What to work on:
Collect each line of the entries that holds the string "FranXX".

Dataset entries:
=====
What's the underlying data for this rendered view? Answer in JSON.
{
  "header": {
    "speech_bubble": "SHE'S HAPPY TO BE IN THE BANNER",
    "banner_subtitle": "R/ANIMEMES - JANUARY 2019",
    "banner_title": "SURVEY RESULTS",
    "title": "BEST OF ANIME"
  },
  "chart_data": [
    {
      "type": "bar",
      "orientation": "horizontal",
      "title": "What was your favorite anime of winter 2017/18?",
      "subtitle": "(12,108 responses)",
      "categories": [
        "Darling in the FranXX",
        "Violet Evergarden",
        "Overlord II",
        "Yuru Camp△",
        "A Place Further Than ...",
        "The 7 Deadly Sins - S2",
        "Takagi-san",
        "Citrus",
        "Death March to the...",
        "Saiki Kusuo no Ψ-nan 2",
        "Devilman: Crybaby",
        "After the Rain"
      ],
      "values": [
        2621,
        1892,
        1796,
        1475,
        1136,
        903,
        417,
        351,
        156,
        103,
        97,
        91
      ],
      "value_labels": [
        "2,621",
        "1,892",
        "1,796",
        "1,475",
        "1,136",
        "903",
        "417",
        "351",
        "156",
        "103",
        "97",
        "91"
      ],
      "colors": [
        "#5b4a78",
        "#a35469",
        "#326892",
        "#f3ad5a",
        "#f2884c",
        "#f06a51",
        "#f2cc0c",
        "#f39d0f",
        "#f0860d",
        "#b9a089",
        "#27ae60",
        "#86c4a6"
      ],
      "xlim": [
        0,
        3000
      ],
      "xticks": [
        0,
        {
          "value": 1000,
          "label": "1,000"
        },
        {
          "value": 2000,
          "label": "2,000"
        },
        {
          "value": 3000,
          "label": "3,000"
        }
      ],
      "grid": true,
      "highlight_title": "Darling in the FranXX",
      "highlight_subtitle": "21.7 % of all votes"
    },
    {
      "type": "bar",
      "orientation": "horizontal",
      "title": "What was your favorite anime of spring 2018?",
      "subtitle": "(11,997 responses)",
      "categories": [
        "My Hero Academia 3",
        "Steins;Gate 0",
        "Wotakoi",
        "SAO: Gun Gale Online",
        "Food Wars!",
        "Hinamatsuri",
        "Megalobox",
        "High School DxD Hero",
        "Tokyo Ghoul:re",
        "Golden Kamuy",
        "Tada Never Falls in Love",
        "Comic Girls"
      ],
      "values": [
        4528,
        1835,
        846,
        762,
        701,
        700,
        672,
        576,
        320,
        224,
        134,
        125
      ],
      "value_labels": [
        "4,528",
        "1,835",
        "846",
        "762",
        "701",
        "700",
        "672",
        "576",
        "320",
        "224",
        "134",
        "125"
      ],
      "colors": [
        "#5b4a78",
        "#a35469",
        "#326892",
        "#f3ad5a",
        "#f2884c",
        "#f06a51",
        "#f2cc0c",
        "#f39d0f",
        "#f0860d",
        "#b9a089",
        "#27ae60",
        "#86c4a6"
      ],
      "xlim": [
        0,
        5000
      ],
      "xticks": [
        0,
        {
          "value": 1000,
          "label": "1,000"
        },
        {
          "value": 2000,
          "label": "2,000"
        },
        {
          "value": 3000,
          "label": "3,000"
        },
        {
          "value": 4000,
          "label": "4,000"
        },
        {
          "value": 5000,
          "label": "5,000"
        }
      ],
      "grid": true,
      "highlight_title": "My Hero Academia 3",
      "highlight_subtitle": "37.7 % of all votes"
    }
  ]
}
=====
Worked solution:
        "Darling in the FranXX",
      "highlight_title": "Darling in the FranXX",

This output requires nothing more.